Written request. Extract each line from the entries below that has the string "need" in it.
= = = = =
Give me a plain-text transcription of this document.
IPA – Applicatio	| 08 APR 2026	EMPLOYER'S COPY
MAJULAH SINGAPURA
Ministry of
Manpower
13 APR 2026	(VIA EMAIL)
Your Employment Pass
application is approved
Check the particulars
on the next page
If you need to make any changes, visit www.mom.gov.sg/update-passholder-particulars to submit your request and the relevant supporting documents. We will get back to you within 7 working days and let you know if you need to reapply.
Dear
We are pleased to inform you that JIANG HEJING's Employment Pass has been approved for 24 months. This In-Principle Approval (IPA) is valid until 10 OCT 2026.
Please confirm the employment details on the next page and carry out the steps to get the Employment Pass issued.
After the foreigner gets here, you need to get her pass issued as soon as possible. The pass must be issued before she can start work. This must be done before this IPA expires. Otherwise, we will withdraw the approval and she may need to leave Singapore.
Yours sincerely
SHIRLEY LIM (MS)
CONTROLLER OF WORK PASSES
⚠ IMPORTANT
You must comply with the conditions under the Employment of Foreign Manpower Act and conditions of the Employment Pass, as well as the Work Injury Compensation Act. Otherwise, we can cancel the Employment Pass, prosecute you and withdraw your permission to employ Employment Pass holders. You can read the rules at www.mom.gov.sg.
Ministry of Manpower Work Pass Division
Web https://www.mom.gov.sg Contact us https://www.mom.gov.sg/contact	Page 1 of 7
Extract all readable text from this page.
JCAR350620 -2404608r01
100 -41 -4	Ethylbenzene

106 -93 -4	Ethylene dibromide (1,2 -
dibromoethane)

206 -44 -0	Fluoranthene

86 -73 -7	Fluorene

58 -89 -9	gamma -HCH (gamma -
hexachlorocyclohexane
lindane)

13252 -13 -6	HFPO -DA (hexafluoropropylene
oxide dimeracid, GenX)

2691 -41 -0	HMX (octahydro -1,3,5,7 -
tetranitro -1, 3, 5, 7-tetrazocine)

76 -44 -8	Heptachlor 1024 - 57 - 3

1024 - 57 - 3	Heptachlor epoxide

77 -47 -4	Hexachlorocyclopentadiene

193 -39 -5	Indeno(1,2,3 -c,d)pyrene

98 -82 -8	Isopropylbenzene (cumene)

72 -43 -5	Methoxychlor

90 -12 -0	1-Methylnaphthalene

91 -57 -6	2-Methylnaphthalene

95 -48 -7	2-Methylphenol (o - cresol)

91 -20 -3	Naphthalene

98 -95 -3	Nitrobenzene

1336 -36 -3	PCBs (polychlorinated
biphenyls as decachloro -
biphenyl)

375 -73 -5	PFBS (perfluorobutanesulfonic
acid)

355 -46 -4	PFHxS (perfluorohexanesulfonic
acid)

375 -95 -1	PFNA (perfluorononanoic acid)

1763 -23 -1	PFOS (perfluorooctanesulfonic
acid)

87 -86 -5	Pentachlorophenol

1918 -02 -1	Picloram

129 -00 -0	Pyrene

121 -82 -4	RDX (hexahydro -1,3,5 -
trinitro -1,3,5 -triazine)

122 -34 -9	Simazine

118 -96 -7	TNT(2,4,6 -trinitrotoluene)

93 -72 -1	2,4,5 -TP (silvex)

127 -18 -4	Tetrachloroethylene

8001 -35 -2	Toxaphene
= = = = =
Correct response.
If you need to make any changes, visit www.mom.gov.sg/update-passholder-particulars to submit your request and the relevant supporting documents. We will get back to you within 7 working days and let you know if you need to reapply.
After the foreigner gets here, you need to get her pass issued as soon as possible. The pass must be issued before she can start work. This must be done before this IPA expires. Otherwise, we will withdraw the approval and she may need to leave Singapore.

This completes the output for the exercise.